OBJECTIVE: Reproduce the stretch of material from its first line through the line containing "head-right-ear — [741, 235, 756, 277]", both ends included, without changing anything.

MATERIAL:
________________________

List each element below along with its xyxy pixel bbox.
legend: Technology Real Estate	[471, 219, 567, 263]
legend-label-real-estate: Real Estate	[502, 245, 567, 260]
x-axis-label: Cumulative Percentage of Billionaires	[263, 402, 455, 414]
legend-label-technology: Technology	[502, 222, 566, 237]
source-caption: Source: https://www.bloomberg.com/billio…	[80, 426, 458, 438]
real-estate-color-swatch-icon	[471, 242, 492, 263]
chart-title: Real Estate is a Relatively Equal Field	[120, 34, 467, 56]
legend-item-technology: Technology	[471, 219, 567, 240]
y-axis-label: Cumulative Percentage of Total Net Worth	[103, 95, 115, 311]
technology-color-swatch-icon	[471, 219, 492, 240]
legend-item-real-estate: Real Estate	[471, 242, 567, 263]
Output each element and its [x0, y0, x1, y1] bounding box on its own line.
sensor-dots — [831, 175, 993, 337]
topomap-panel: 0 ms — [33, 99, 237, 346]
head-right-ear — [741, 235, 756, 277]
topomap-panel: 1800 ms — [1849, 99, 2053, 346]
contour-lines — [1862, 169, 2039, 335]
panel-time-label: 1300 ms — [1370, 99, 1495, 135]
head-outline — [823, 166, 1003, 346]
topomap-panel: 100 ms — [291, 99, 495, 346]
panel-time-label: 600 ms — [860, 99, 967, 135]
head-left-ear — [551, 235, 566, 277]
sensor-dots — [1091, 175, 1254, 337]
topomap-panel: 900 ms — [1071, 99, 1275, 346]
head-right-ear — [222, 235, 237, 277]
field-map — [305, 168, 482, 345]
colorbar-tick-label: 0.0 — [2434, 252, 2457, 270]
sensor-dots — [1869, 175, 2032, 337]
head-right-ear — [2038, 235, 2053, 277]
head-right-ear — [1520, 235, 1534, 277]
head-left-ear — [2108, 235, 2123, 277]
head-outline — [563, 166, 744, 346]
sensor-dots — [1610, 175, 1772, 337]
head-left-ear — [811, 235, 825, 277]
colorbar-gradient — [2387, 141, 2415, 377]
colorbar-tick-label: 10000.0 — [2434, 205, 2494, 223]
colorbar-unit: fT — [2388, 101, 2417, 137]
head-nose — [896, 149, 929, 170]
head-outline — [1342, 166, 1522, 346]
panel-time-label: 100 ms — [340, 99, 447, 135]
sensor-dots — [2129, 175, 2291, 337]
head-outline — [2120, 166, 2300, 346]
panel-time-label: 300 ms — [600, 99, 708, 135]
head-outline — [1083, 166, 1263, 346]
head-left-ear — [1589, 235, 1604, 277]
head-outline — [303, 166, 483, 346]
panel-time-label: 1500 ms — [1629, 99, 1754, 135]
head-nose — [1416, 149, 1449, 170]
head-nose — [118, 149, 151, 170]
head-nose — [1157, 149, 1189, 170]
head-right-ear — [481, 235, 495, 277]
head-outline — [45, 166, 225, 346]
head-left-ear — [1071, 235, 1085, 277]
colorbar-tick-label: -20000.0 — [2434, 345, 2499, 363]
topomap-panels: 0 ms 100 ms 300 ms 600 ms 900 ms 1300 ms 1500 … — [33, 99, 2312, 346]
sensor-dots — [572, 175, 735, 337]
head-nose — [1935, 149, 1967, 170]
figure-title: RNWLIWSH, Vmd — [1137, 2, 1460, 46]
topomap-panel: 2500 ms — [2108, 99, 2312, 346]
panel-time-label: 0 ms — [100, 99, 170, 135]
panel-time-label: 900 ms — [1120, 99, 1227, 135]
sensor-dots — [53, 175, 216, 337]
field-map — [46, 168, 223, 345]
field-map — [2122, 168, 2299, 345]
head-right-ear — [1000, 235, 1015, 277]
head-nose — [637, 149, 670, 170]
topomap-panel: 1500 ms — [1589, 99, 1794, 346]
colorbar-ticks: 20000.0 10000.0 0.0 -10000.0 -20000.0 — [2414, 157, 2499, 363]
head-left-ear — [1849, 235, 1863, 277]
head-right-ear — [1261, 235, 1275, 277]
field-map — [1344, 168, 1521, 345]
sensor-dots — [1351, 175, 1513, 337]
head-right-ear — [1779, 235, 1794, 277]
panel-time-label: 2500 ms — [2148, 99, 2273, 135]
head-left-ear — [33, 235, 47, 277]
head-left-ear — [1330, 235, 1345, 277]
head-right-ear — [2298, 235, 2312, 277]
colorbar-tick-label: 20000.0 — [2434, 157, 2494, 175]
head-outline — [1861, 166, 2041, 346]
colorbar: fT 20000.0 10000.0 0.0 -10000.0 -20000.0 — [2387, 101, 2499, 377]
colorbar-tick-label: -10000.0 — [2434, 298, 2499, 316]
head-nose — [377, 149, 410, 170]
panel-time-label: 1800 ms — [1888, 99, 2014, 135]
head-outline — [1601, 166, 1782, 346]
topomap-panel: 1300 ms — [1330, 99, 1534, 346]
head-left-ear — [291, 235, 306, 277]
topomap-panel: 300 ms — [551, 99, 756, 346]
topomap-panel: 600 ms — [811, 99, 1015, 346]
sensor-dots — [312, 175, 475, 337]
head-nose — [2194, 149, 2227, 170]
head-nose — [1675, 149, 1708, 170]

________________________

COMPLETE ANSWER:
List each element below along with its xyxy pixel bbox.
legend: Technology Real Estate	[471, 219, 567, 263]
legend-label-real-estate: Real Estate	[502, 245, 567, 260]
x-axis-label: Cumulative Percentage of Billionaires	[263, 402, 455, 414]
legend-label-technology: Technology	[502, 222, 566, 237]
source-caption: Source: https://www.bloomberg.com/billio…	[80, 426, 458, 438]
real-estate-color-swatch-icon	[471, 242, 492, 263]
chart-title: Real Estate is a Relatively Equal Field	[120, 34, 467, 56]
legend-item-technology: Technology	[471, 219, 567, 240]
y-axis-label: Cumulative Percentage of Total Net Worth	[103, 95, 115, 311]
technology-color-swatch-icon	[471, 219, 492, 240]
legend-item-real-estate: Real Estate	[471, 242, 567, 263]
Output each element and its [x0, y0, x1, y1] bounding box on its own line.
sensor-dots — [831, 175, 993, 337]
topomap-panel: 0 ms — [33, 99, 237, 346]
head-right-ear — [741, 235, 756, 277]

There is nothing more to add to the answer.